-- Excerpted data --

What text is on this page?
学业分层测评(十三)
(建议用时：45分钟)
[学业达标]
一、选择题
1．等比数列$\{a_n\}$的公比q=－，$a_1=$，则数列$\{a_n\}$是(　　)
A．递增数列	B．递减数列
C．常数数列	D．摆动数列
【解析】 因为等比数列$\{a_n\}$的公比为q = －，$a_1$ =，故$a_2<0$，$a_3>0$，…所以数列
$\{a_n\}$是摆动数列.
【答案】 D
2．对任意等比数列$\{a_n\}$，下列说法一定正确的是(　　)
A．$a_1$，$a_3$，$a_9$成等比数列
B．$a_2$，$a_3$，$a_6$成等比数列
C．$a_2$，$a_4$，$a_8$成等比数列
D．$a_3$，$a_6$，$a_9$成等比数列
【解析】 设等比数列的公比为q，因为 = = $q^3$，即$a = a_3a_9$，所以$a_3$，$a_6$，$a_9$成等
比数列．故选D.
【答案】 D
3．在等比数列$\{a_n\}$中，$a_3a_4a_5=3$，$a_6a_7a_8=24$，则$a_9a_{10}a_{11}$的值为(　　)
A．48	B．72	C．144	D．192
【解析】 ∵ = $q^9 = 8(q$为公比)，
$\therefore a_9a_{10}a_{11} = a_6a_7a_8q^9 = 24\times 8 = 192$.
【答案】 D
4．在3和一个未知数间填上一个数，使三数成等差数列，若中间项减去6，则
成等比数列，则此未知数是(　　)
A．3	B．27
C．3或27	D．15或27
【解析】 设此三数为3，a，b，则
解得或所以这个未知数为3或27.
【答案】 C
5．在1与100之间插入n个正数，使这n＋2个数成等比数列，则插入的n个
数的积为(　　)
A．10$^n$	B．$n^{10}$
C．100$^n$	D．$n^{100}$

-- Exercise aim --
Output the listing above exactly as it appears.

-- Reply --
What text is on this page?
学业分层测评(十三)
(建议用时：45分钟)
[学业达标]
一、选择题
1．等比数列$\{a_n\}$的公比q=－，$a_1=$，则数列$\{a_n\}$是(　　)
A．递增数列	B．递减数列
C．常数数列	D．摆动数列
【解析】 因为等比数列$\{a_n\}$的公比为q = －，$a_1$ =，故$a_2<0$，$a_3>0$，…所以数列
$\{a_n\}$是摆动数列.
【答案】 D
2．对任意等比数列$\{a_n\}$，下列说法一定正确的是(　　)
A．$a_1$，$a_3$，$a_9$成等比数列
B．$a_2$，$a_3$，$a_6$成等比数列
C．$a_2$，$a_4$，$a_8$成等比数列
D．$a_3$，$a_6$，$a_9$成等比数列
【解析】 设等比数列的公比为q，因为 = = $q^3$，即$a = a_3a_9$，所以$a_3$，$a_6$，$a_9$成等
比数列．故选D.
【答案】 D
3．在等比数列$\{a_n\}$中，$a_3a_4a_5=3$，$a_6a_7a_8=24$，则$a_9a_{10}a_{11}$的值为(　　)
A．48	B．72	C．144	D．192
【解析】 ∵ = $q^9 = 8(q$为公比)，
$\therefore a_9a_{10}a_{11} = a_6a_7a_8q^9 = 24\times 8 = 192$.
【答案】 D
4．在3和一个未知数间填上一个数，使三数成等差数列，若中间项减去6，则
成等比数列，则此未知数是(　　)
A．3	B．27
C．3或27	D．15或27
【解析】 设此三数为3，a，b，则
解得或所以这个未知数为3或27.
【答案】 C
5．在1与100之间插入n个正数，使这n＋2个数成等比数列，则插入的n个
数的积为(　　)
A．10$^n$	B．$n^{10}$
C．100$^n$	D．$n^{100}$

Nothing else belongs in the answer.